→ **What you should do**
Whenever a line below holds the word "projects", copy that line.

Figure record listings
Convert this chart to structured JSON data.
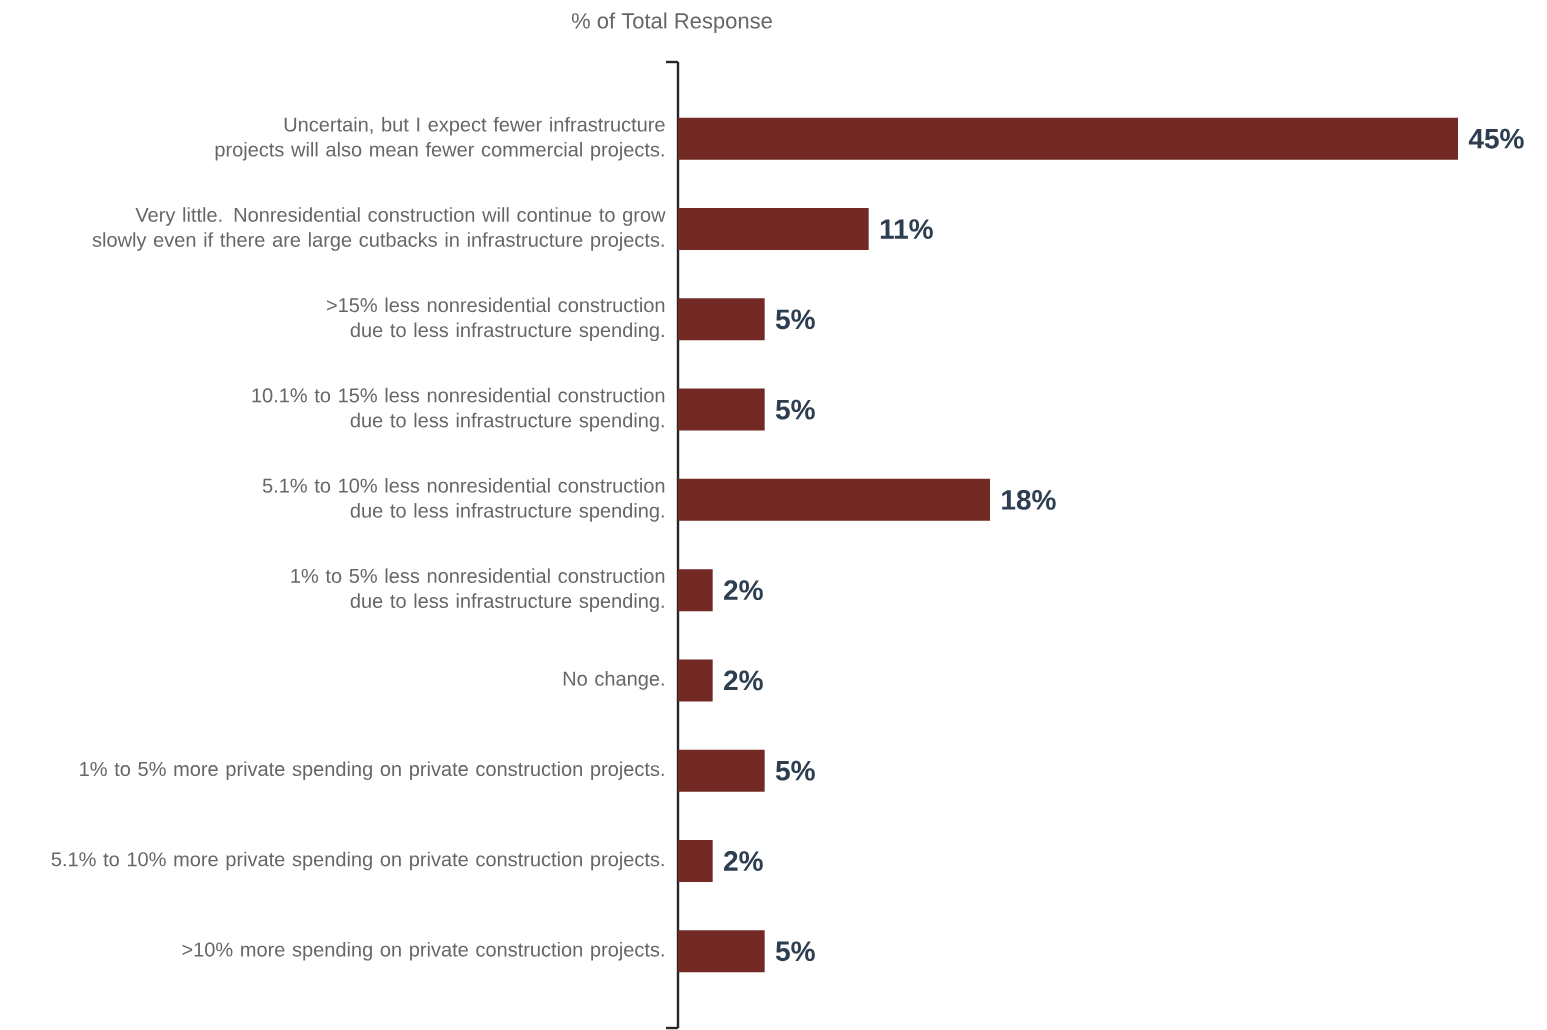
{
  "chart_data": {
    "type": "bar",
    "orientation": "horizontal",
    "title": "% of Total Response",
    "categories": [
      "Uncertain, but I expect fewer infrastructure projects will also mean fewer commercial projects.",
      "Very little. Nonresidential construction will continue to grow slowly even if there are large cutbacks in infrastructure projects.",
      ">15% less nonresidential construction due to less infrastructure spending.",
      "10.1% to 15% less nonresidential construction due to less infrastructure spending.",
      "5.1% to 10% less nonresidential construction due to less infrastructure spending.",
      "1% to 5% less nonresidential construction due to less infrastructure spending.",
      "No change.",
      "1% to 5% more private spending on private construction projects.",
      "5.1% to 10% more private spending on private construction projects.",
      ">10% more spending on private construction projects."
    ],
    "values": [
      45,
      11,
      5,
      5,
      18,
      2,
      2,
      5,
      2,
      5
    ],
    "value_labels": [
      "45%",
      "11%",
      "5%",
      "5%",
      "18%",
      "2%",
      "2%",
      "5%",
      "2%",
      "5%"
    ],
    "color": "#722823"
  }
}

→ **Written reply**
      "Uncertain, but I expect fewer infrastructure projects will also mean fewer commercial projects.",
      "Very little. Nonresidential construction will continue to grow slowly even if there are large cutbacks in infrastructure projects.",
      "1% to 5% more private spending on private construction projects.",
      "5.1% to 10% more private spending on private construction projects.",
      ">10% more spending on private construction projects."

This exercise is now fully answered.